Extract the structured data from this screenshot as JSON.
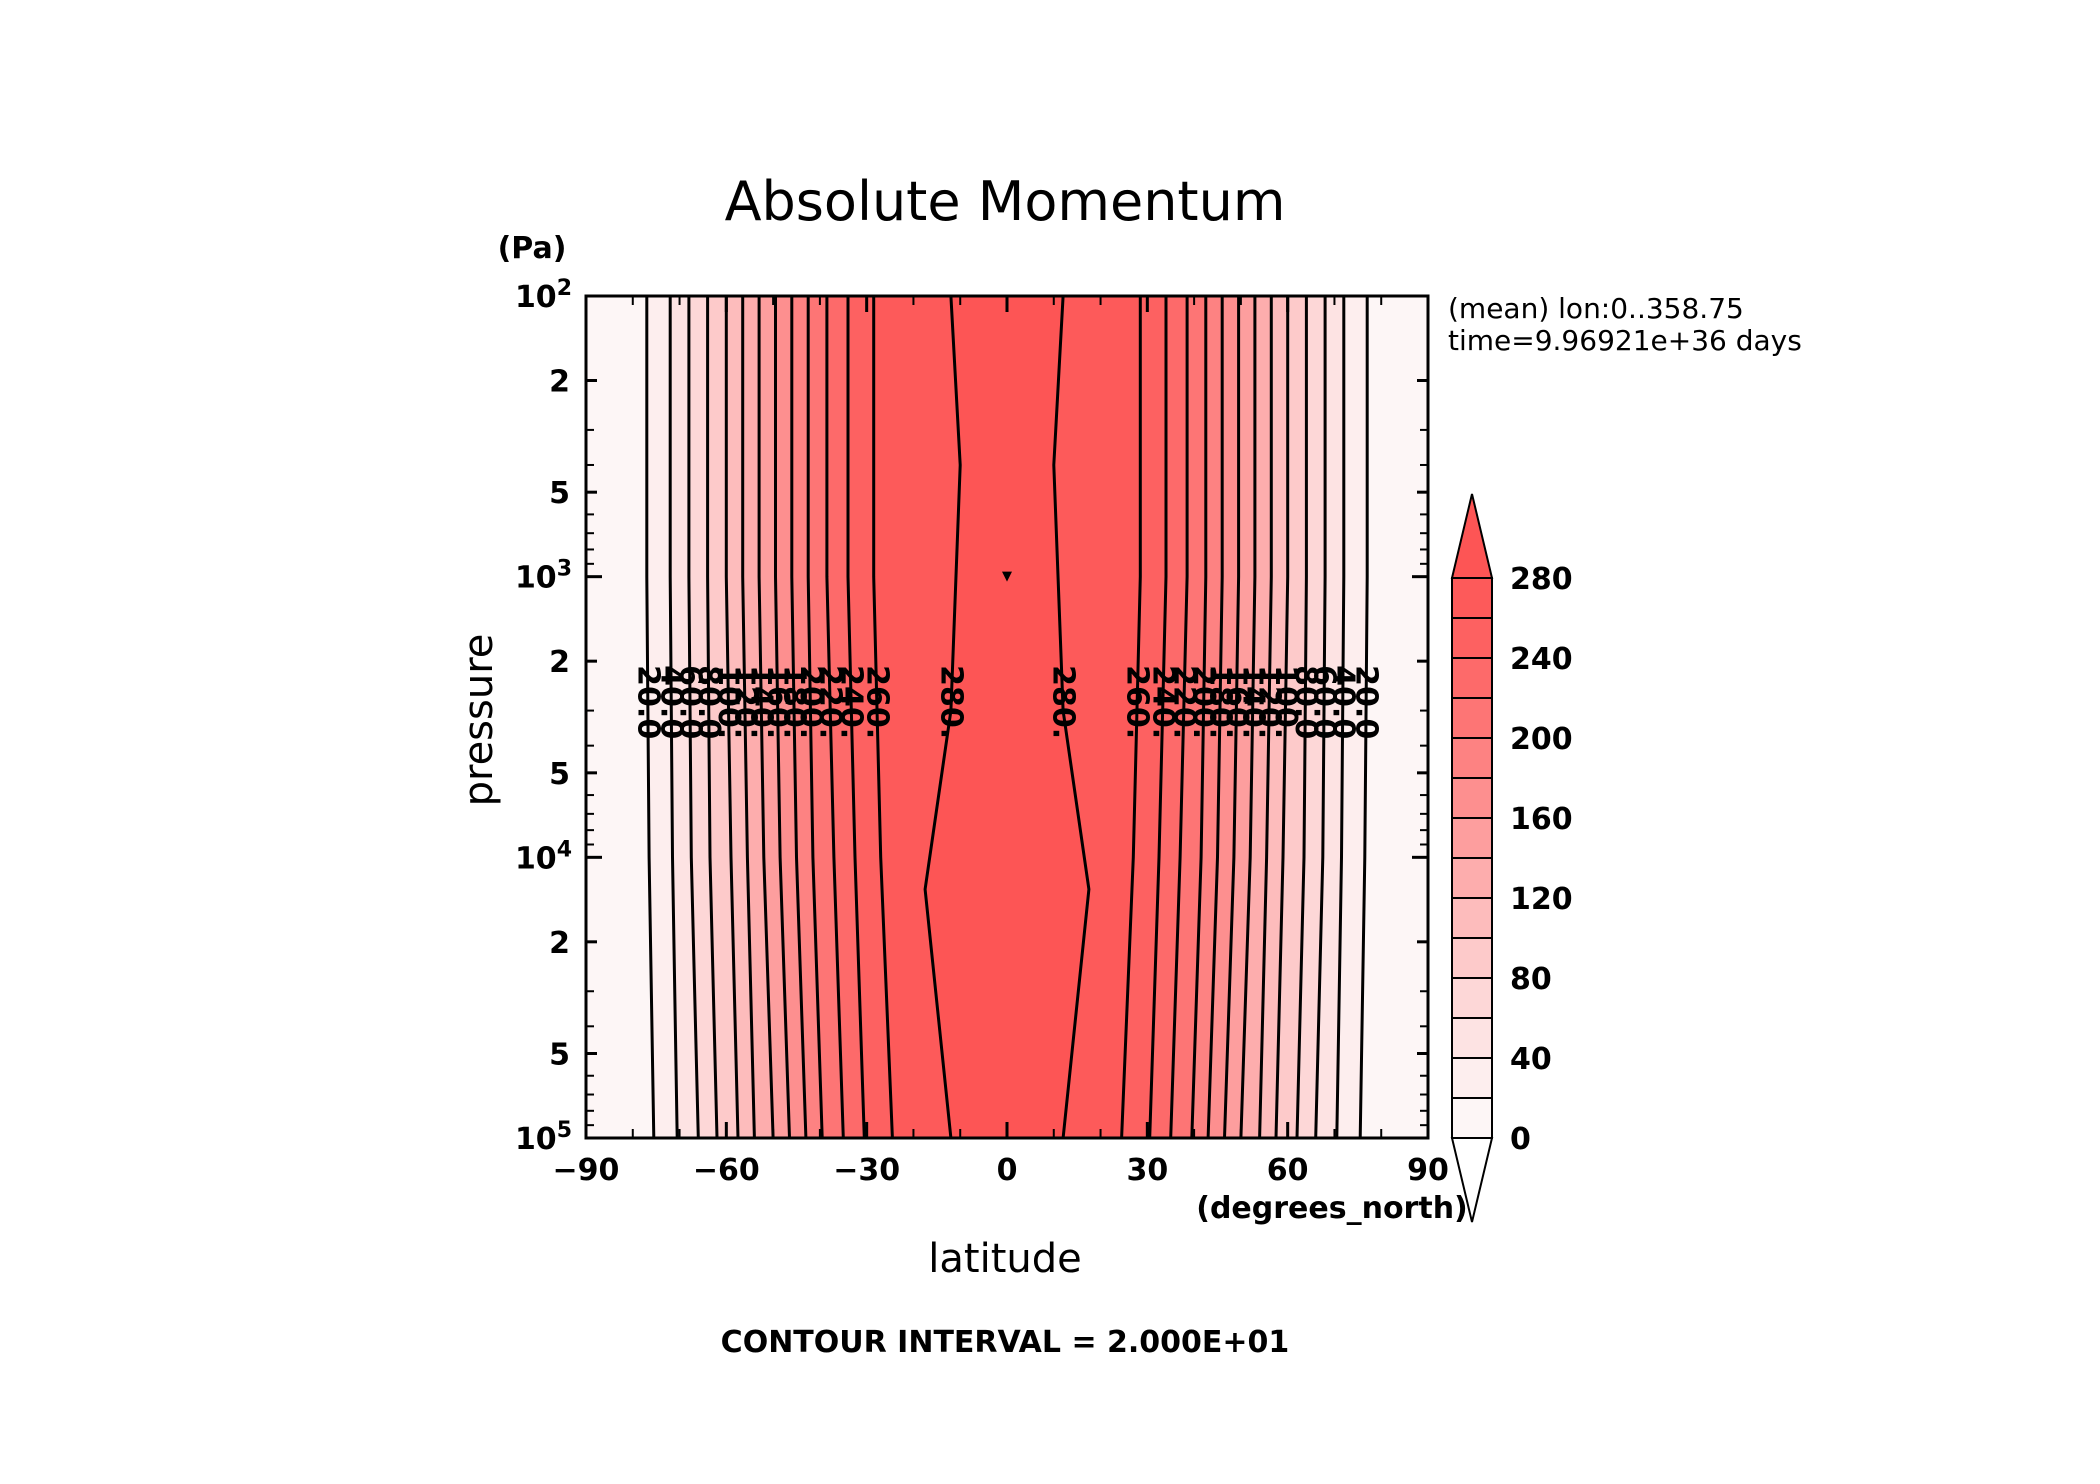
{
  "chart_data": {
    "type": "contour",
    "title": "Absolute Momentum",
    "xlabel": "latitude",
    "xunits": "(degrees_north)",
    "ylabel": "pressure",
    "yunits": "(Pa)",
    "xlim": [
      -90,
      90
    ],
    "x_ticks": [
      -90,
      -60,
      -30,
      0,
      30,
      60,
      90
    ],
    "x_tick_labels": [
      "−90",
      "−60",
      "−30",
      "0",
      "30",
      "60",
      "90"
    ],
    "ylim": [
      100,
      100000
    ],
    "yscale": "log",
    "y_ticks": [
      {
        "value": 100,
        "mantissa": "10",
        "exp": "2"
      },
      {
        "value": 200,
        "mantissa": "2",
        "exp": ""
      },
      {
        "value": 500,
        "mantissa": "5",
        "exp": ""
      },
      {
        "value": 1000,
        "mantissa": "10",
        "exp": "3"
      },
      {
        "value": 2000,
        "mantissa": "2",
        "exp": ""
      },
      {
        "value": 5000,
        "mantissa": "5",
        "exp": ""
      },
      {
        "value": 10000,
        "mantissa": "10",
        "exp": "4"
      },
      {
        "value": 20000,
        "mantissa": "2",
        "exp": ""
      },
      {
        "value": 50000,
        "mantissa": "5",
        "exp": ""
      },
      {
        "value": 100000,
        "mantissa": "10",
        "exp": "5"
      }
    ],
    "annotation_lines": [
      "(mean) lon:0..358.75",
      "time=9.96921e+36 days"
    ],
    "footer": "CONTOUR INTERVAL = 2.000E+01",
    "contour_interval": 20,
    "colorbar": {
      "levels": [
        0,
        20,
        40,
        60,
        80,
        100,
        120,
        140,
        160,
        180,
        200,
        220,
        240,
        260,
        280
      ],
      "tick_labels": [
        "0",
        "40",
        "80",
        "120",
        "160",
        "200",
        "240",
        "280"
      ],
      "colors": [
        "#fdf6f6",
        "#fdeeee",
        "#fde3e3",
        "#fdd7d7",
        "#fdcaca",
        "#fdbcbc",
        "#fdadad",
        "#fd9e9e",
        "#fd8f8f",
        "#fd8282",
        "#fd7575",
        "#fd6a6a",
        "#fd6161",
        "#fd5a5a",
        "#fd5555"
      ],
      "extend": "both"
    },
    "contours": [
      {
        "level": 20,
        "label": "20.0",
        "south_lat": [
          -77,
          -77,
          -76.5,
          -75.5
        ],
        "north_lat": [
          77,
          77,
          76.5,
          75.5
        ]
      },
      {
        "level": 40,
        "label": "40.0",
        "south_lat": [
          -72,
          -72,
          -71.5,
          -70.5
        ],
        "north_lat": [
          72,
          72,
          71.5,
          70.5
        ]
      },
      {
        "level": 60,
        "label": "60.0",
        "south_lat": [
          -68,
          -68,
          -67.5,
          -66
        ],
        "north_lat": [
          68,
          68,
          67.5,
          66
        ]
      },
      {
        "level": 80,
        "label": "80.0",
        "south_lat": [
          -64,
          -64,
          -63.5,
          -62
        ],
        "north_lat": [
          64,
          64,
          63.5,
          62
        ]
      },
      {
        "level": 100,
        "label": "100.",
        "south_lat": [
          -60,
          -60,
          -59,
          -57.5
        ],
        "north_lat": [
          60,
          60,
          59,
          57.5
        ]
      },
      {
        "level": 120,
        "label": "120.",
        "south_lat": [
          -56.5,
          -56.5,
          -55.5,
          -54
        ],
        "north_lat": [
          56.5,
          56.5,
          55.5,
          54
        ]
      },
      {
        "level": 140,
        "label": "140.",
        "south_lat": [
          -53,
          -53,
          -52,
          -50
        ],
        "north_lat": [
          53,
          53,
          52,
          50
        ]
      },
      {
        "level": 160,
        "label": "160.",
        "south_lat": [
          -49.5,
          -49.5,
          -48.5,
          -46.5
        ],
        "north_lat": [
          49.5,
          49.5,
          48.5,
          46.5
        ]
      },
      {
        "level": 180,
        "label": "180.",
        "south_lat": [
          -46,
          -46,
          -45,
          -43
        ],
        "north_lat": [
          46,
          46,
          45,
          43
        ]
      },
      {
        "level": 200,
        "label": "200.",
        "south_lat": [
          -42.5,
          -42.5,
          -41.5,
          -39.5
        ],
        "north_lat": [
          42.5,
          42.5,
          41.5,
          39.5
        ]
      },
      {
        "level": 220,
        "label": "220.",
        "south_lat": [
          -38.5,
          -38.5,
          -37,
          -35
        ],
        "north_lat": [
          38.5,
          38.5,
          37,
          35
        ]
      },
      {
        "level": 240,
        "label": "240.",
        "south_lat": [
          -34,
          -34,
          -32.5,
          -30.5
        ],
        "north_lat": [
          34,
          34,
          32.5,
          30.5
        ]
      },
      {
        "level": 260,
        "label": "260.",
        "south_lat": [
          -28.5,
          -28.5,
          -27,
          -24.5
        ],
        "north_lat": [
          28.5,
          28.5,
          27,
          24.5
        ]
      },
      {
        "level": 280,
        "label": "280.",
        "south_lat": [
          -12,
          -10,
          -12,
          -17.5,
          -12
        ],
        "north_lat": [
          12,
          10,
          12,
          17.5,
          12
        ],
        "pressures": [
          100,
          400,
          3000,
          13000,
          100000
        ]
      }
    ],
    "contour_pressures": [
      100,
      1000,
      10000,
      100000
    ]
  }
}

################

_OBJECTIVE_
Make an exact copy of the data above, pictures excluded.

_TASK OUTPUT_
Extract the structured data from this screenshot as JSON.
{
  "chart_data": {
    "type": "contour",
    "title": "Absolute Momentum",
    "xlabel": "latitude",
    "xunits": "(degrees_north)",
    "ylabel": "pressure",
    "yunits": "(Pa)",
    "xlim": [
      -90,
      90
    ],
    "x_ticks": [
      -90,
      -60,
      -30,
      0,
      30,
      60,
      90
    ],
    "x_tick_labels": [
      "−90",
      "−60",
      "−30",
      "0",
      "30",
      "60",
      "90"
    ],
    "ylim": [
      100,
      100000
    ],
    "yscale": "log",
    "y_ticks": [
      {
        "value": 100,
        "mantissa": "10",
        "exp": "2"
      },
      {
        "value": 200,
        "mantissa": "2",
        "exp": ""
      },
      {
        "value": 500,
        "mantissa": "5",
        "exp": ""
      },
      {
        "value": 1000,
        "mantissa": "10",
        "exp": "3"
      },
      {
        "value": 2000,
        "mantissa": "2",
        "exp": ""
      },
      {
        "value": 5000,
        "mantissa": "5",
        "exp": ""
      },
      {
        "value": 10000,
        "mantissa": "10",
        "exp": "4"
      },
      {
        "value": 20000,
        "mantissa": "2",
        "exp": ""
      },
      {
        "value": 50000,
        "mantissa": "5",
        "exp": ""
      },
      {
        "value": 100000,
        "mantissa": "10",
        "exp": "5"
      }
    ],
    "annotation_lines": [
      "(mean) lon:0..358.75",
      "time=9.96921e+36 days"
    ],
    "footer": "CONTOUR INTERVAL = 2.000E+01",
    "contour_interval": 20,
    "colorbar": {
      "levels": [
        0,
        20,
        40,
        60,
        80,
        100,
        120,
        140,
        160,
        180,
        200,
        220,
        240,
        260,
        280
      ],
      "tick_labels": [
        "0",
        "40",
        "80",
        "120",
        "160",
        "200",
        "240",
        "280"
      ],
      "colors": [
        "#fdf6f6",
        "#fdeeee",
        "#fde3e3",
        "#fdd7d7",
        "#fdcaca",
        "#fdbcbc",
        "#fdadad",
        "#fd9e9e",
        "#fd8f8f",
        "#fd8282",
        "#fd7575",
        "#fd6a6a",
        "#fd6161",
        "#fd5a5a",
        "#fd5555"
      ],
      "extend": "both"
    },
    "contours": [
      {
        "level": 20,
        "label": "20.0",
        "south_lat": [
          -77,
          -77,
          -76.5,
          -75.5
        ],
        "north_lat": [
          77,
          77,
          76.5,
          75.5
        ]
      },
      {
        "level": 40,
        "label": "40.0",
        "south_lat": [
          -72,
          -72,
          -71.5,
          -70.5
        ],
        "north_lat": [
          72,
          72,
          71.5,
          70.5
        ]
      },
      {
        "level": 60,
        "label": "60.0",
        "south_lat": [
          -68,
          -68,
          -67.5,
          -66
        ],
        "north_lat": [
          68,
          68,
          67.5,
          66
        ]
      },
      {
        "level": 80,
        "label": "80.0",
        "south_lat": [
          -64,
          -64,
          -63.5,
          -62
        ],
        "north_lat": [
          64,
          64,
          63.5,
          62
        ]
      },
      {
        "level": 100,
        "label": "100.",
        "south_lat": [
          -60,
          -60,
          -59,
          -57.5
        ],
        "north_lat": [
          60,
          60,
          59,
          57.5
        ]
      },
      {
        "level": 120,
        "label": "120.",
        "south_lat": [
          -56.5,
          -56.5,
          -55.5,
          -54
        ],
        "north_lat": [
          56.5,
          56.5,
          55.5,
          54
        ]
      },
      {
        "level": 140,
        "label": "140.",
        "south_lat": [
          -53,
          -53,
          -52,
          -50
        ],
        "north_lat": [
          53,
          53,
          52,
          50
        ]
      },
      {
        "level": 160,
        "label": "160.",
        "south_lat": [
          -49.5,
          -49.5,
          -48.5,
          -46.5
        ],
        "north_lat": [
          49.5,
          49.5,
          48.5,
          46.5
        ]
      },
      {
        "level": 180,
        "label": "180.",
        "south_lat": [
          -46,
          -46,
          -45,
          -43
        ],
        "north_lat": [
          46,
          46,
          45,
          43
        ]
      },
      {
        "level": 200,
        "label": "200.",
        "south_lat": [
          -42.5,
          -42.5,
          -41.5,
          -39.5
        ],
        "north_lat": [
          42.5,
          42.5,
          41.5,
          39.5
        ]
      },
      {
        "level": 220,
        "label": "220.",
        "south_lat": [
          -38.5,
          -38.5,
          -37,
          -35
        ],
        "north_lat": [
          38.5,
          38.5,
          37,
          35
        ]
      },
      {
        "level": 240,
        "label": "240.",
        "south_lat": [
          -34,
          -34,
          -32.5,
          -30.5
        ],
        "north_lat": [
          34,
          34,
          32.5,
          30.5
        ]
      },
      {
        "level": 260,
        "label": "260.",
        "south_lat": [
          -28.5,
          -28.5,
          -27,
          -24.5
        ],
        "north_lat": [
          28.5,
          28.5,
          27,
          24.5
        ]
      },
      {
        "level": 280,
        "label": "280.",
        "south_lat": [
          -12,
          -10,
          -12,
          -17.5,
          -12
        ],
        "north_lat": [
          12,
          10,
          12,
          17.5,
          12
        ],
        "pressures": [
          100,
          400,
          3000,
          13000,
          100000
        ]
      }
    ],
    "contour_pressures": [
      100,
      1000,
      10000,
      100000
    ]
  }
}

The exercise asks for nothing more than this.